:: DATA IN THIS EXERCISE
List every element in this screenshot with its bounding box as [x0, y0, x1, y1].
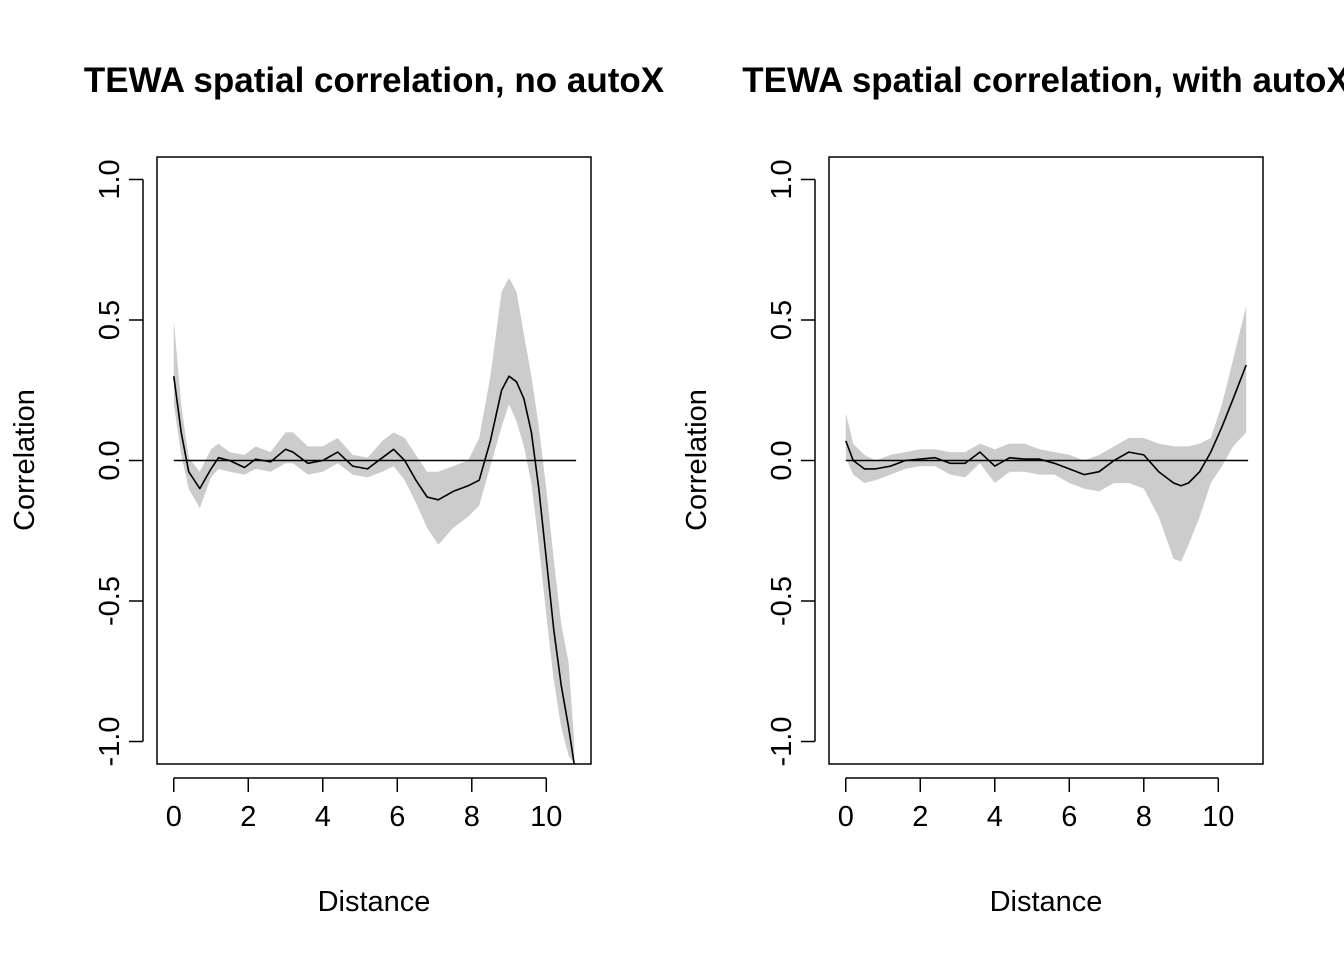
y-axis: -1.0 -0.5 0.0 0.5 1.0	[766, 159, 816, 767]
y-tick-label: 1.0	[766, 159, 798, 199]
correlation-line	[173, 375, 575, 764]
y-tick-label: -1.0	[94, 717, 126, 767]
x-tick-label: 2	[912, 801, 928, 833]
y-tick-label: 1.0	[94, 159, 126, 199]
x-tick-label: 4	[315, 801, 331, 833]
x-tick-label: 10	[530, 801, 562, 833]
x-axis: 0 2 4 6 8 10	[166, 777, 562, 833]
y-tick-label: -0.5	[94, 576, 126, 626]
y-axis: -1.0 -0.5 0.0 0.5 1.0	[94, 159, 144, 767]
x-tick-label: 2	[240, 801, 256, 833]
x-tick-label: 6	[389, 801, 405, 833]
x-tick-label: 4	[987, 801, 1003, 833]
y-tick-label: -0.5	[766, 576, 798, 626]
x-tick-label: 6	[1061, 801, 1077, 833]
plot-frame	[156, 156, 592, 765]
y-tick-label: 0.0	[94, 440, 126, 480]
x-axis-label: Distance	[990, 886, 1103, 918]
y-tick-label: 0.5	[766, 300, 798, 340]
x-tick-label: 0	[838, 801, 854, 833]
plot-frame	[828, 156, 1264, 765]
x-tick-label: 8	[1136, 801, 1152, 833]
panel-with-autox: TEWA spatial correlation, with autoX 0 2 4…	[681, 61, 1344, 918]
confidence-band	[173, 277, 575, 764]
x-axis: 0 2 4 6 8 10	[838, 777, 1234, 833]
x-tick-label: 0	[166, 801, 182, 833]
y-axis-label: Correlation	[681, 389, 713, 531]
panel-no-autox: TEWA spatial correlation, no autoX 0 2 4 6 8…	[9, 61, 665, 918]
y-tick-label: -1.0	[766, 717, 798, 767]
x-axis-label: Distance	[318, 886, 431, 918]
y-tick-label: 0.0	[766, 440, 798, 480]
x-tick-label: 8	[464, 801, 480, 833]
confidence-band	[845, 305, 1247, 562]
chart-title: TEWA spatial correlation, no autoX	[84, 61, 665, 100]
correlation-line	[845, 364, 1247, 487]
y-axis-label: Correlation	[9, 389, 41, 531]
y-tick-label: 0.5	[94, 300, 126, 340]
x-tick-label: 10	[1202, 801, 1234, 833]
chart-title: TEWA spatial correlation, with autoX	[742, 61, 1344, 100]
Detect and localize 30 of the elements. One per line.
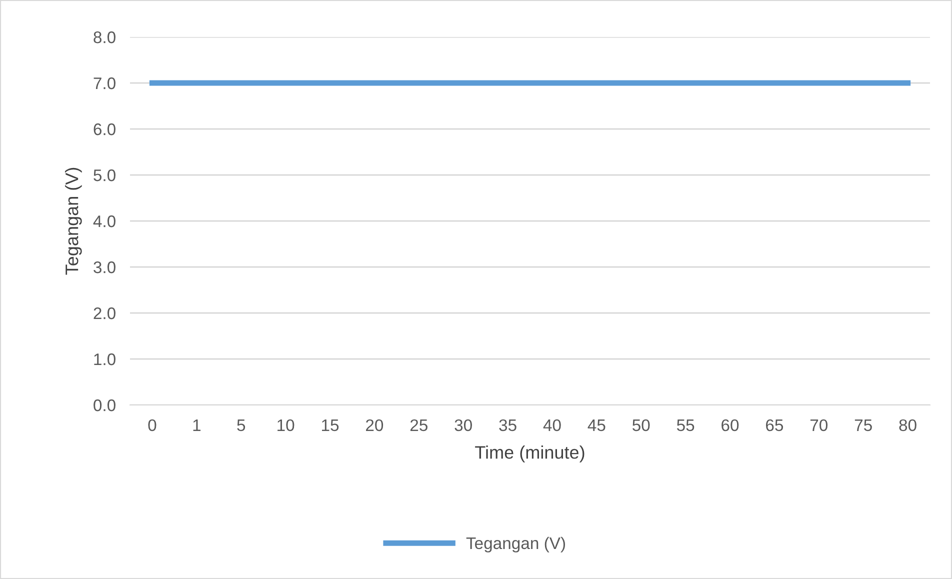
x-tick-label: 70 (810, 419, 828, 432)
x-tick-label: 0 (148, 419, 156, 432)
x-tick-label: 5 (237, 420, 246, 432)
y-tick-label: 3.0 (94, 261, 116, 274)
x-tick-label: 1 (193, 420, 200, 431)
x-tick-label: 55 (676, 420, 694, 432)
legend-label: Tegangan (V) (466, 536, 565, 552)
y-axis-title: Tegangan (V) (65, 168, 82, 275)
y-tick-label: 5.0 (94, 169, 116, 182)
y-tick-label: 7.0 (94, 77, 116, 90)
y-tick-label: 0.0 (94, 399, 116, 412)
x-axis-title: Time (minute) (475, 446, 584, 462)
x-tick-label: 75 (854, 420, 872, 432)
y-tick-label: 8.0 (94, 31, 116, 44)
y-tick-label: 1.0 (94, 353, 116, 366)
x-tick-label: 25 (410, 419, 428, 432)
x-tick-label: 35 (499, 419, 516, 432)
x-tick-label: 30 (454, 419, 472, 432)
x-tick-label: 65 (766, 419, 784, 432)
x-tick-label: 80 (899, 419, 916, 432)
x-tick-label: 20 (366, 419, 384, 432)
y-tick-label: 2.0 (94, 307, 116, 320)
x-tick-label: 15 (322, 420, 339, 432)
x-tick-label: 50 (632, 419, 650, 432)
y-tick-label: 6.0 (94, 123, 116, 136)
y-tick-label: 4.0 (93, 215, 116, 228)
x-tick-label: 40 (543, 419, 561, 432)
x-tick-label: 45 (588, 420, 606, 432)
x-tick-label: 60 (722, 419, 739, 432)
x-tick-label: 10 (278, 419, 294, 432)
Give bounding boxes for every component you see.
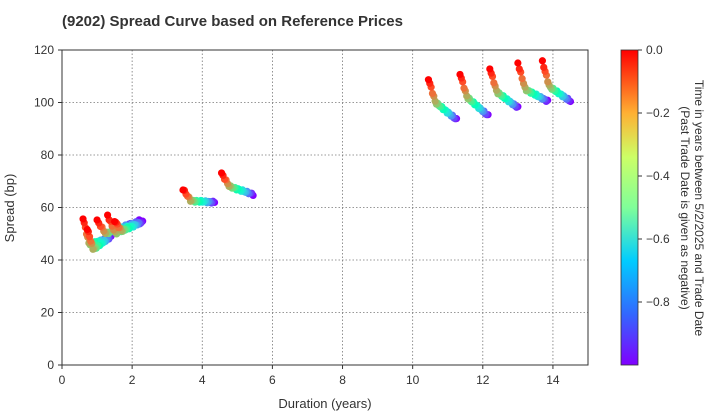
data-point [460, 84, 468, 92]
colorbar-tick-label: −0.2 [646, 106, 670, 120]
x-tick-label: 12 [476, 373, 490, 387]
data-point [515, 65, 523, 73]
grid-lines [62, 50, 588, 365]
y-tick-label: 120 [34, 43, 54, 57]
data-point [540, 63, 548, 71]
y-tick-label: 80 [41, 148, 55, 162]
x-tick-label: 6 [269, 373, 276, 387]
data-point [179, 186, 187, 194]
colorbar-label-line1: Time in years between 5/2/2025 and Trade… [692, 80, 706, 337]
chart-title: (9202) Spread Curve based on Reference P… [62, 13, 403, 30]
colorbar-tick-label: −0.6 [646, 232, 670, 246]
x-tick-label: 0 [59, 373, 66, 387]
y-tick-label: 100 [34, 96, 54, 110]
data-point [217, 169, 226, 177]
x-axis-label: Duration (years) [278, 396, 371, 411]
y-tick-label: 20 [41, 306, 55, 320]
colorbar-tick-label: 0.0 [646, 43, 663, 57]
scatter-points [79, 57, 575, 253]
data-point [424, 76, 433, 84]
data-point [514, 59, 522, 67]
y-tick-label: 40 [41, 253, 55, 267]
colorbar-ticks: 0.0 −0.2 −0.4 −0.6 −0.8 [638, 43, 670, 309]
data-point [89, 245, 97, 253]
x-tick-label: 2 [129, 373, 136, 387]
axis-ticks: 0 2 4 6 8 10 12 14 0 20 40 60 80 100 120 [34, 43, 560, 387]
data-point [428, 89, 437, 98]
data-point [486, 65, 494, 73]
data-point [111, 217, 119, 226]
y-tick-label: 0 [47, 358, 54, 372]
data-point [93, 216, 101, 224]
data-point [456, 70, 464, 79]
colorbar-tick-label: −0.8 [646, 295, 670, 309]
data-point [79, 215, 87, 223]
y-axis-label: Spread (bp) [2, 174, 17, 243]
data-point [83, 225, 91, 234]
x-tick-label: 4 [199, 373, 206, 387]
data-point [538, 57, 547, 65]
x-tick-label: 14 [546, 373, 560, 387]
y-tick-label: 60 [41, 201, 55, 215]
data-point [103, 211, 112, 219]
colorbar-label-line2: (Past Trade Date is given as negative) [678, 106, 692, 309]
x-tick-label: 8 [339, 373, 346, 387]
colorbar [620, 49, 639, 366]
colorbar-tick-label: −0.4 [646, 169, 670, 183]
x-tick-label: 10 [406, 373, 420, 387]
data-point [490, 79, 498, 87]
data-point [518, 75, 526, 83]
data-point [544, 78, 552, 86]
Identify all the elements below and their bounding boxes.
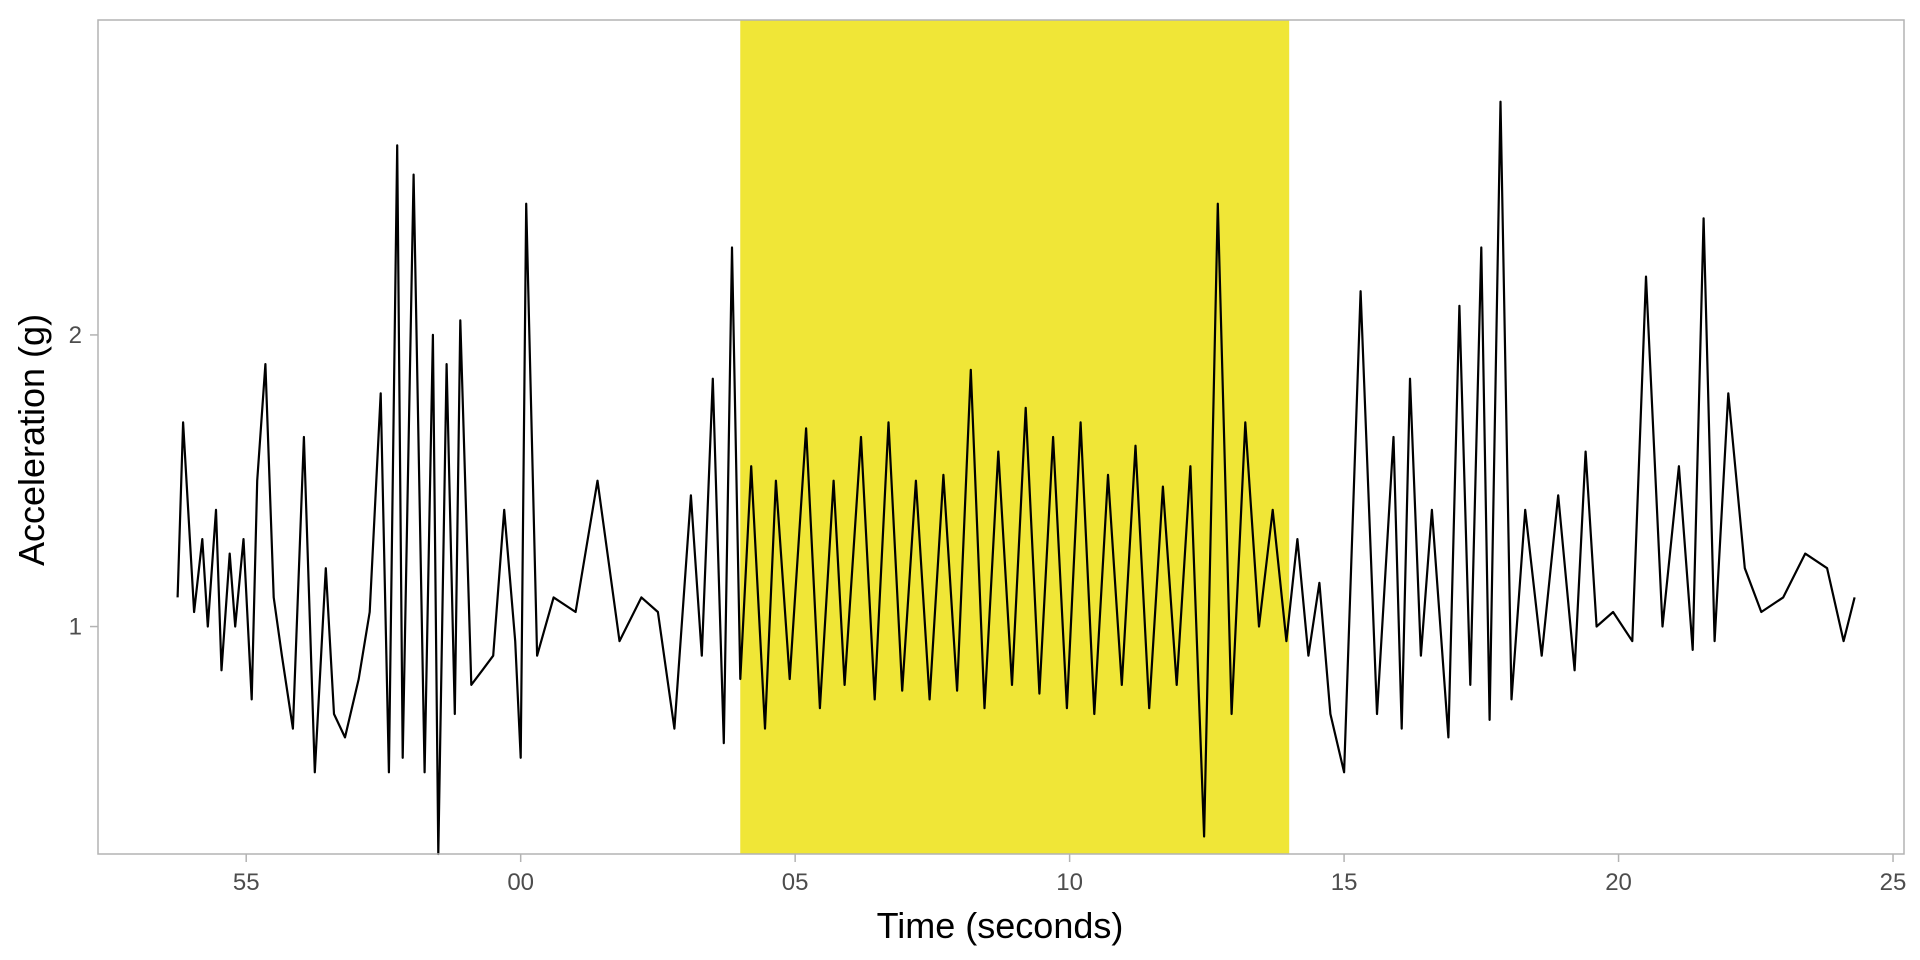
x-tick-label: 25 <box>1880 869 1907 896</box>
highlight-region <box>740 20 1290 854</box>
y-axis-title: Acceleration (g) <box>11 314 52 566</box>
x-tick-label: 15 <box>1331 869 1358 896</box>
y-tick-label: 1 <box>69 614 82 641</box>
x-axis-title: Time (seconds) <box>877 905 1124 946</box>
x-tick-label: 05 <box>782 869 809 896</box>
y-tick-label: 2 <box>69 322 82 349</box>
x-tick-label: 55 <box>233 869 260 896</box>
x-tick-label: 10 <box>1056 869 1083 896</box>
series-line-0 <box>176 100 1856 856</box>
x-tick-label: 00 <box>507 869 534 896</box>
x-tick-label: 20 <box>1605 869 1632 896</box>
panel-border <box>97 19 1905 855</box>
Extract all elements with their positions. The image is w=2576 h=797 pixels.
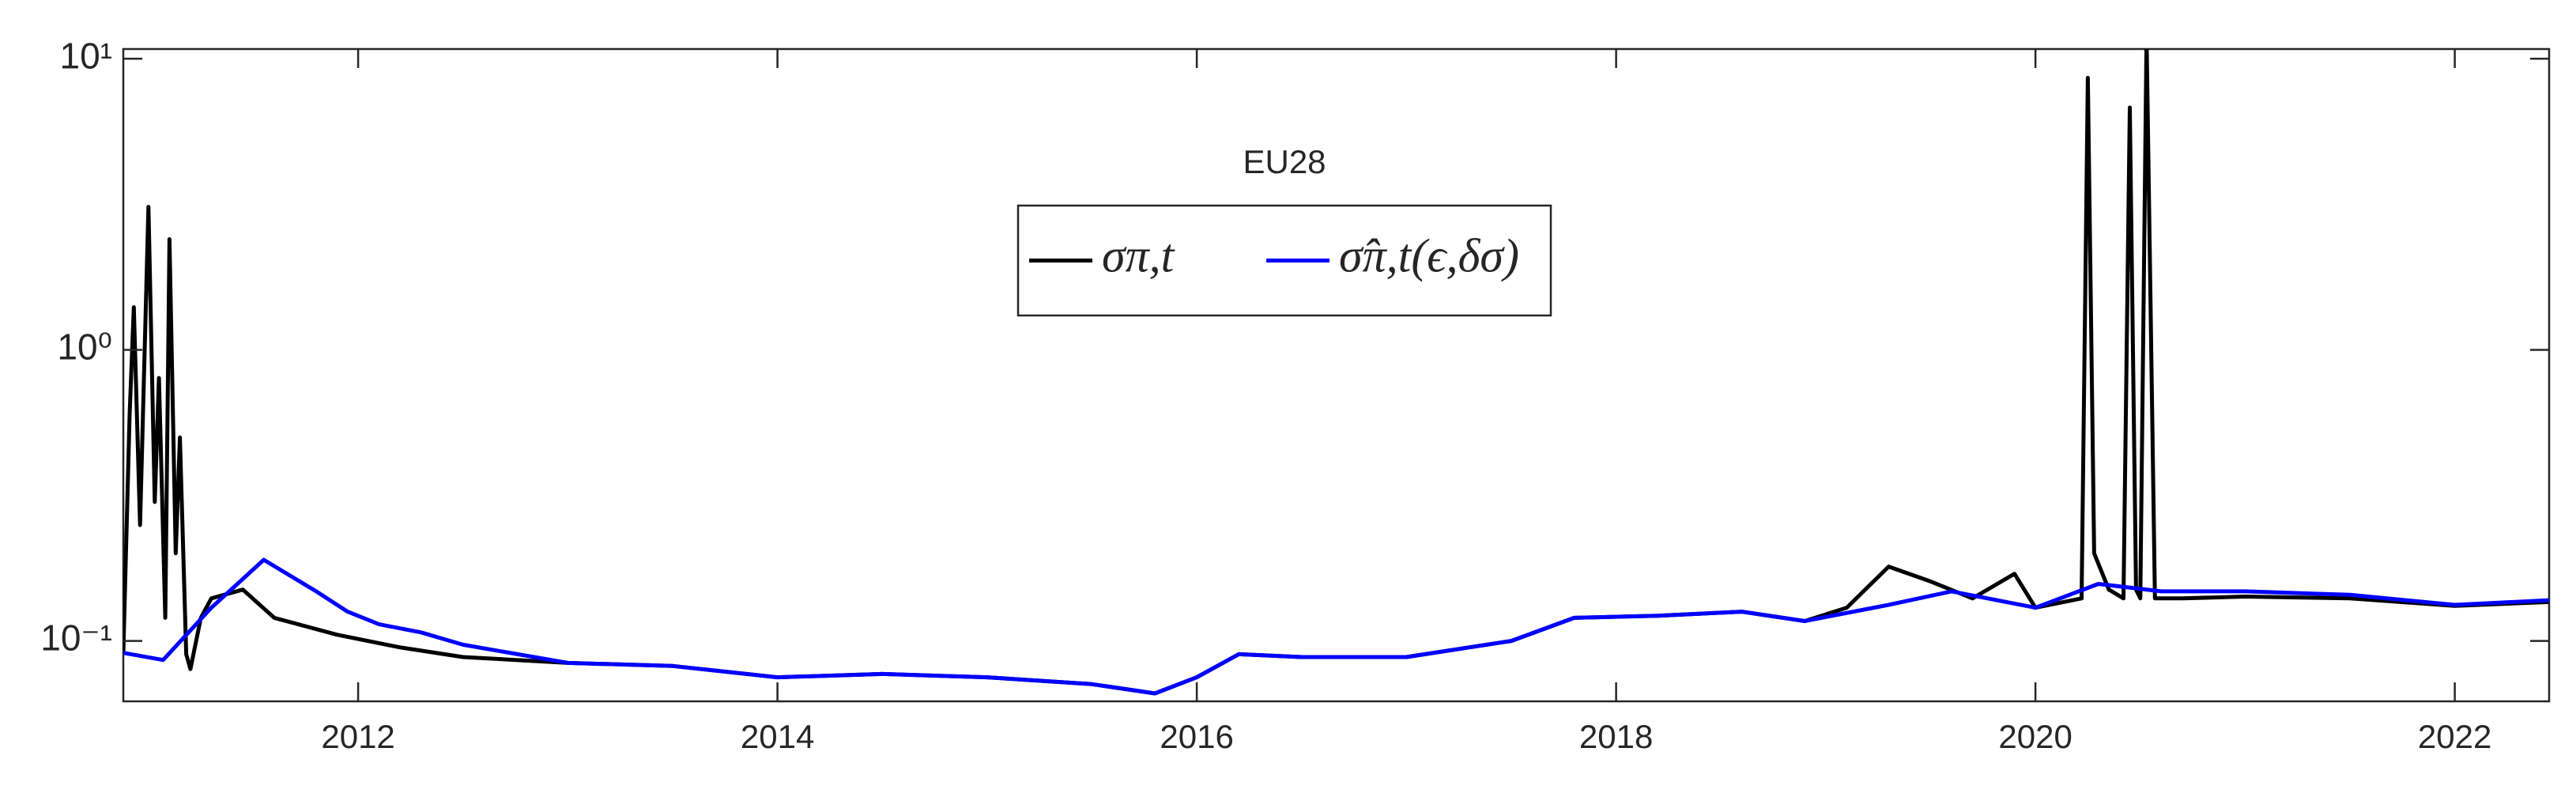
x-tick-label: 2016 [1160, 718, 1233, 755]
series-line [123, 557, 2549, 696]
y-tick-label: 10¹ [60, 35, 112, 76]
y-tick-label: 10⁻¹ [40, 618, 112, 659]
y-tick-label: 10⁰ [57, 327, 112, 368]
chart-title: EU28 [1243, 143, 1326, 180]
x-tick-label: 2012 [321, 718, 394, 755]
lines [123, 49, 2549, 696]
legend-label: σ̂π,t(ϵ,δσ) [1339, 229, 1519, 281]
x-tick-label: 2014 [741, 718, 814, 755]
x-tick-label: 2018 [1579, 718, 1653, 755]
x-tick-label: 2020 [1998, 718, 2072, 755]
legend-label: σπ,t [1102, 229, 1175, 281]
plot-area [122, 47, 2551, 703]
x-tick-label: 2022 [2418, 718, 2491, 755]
::::
DESCRIPTION OF THE TASK | Quote exactly the entries from the line with "x-tick-label: 25 <box>1880 869 1907 896</box>" to the line with "x-tick-label: 10 <box>1056 869 1083 896</box>", both ends included.

WORKED ANSWER |
x-tick-label: 25 <box>1880 869 1907 896</box>
highlight-region <box>740 20 1290 854</box>
y-axis-title: Acceleration (g) <box>11 314 52 566</box>
x-tick-label: 15 <box>1331 869 1358 896</box>
y-tick-label: 1 <box>69 614 82 641</box>
x-axis-title: Time (seconds) <box>877 905 1124 946</box>
x-tick-label: 05 <box>782 869 809 896</box>
y-tick-label: 2 <box>69 322 82 349</box>
x-tick-label: 55 <box>233 869 260 896</box>
x-tick-label: 10 <box>1056 869 1083 896</box>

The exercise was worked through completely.